START Data entries

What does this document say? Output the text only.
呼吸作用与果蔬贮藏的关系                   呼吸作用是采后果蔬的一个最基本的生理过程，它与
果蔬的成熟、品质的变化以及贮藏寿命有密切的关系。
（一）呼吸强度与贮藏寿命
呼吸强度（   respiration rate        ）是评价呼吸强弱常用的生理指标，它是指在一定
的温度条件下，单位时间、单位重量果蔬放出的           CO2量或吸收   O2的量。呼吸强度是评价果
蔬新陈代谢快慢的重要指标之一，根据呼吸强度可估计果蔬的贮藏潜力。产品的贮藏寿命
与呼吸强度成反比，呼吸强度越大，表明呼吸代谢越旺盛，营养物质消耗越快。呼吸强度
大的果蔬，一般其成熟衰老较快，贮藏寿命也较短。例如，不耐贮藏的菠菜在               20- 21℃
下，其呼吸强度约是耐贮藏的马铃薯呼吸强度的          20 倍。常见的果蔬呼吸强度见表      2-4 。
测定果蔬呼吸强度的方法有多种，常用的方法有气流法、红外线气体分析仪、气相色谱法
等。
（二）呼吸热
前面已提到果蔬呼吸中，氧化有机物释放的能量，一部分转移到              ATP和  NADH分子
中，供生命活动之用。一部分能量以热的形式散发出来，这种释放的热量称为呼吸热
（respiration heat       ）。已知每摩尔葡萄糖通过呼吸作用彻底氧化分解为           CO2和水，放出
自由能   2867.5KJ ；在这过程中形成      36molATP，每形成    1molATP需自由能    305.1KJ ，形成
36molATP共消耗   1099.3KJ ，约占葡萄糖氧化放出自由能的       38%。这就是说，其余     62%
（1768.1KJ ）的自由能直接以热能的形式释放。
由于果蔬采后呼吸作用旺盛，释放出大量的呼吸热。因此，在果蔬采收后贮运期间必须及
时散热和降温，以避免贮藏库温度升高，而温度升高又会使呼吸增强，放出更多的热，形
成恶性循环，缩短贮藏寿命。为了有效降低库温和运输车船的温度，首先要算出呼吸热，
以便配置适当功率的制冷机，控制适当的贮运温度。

END Data entries

Problem
Reproduce all of the entries word for word.

Answer
What does this document say? Output the text only.
呼吸作用与果蔬贮藏的关系                   呼吸作用是采后果蔬的一个最基本的生理过程，它与
果蔬的成熟、品质的变化以及贮藏寿命有密切的关系。
（一）呼吸强度与贮藏寿命
呼吸强度（   respiration rate        ）是评价呼吸强弱常用的生理指标，它是指在一定
的温度条件下，单位时间、单位重量果蔬放出的           CO2量或吸收   O2的量。呼吸强度是评价果
蔬新陈代谢快慢的重要指标之一，根据呼吸强度可估计果蔬的贮藏潜力。产品的贮藏寿命
与呼吸强度成反比，呼吸强度越大，表明呼吸代谢越旺盛，营养物质消耗越快。呼吸强度
大的果蔬，一般其成熟衰老较快，贮藏寿命也较短。例如，不耐贮藏的菠菜在               20- 21℃
下，其呼吸强度约是耐贮藏的马铃薯呼吸强度的          20 倍。常见的果蔬呼吸强度见表      2-4 。
测定果蔬呼吸强度的方法有多种，常用的方法有气流法、红外线气体分析仪、气相色谱法
等。
（二）呼吸热
前面已提到果蔬呼吸中，氧化有机物释放的能量，一部分转移到              ATP和  NADH分子
中，供生命活动之用。一部分能量以热的形式散发出来，这种释放的热量称为呼吸热
（respiration heat       ）。已知每摩尔葡萄糖通过呼吸作用彻底氧化分解为           CO2和水，放出
自由能   2867.5KJ ；在这过程中形成      36molATP，每形成    1molATP需自由能    305.1KJ ，形成
36molATP共消耗   1099.3KJ ，约占葡萄糖氧化放出自由能的       38%。这就是说，其余     62%
（1768.1KJ ）的自由能直接以热能的形式释放。
由于果蔬采后呼吸作用旺盛，释放出大量的呼吸热。因此，在果蔬采收后贮运期间必须及
时散热和降温，以避免贮藏库温度升高，而温度升高又会使呼吸增强，放出更多的热，形
成恶性循环，缩短贮藏寿命。为了有效降低库温和运输车船的温度，首先要算出呼吸热，
以便配置适当功率的制冷机，控制适当的贮运温度。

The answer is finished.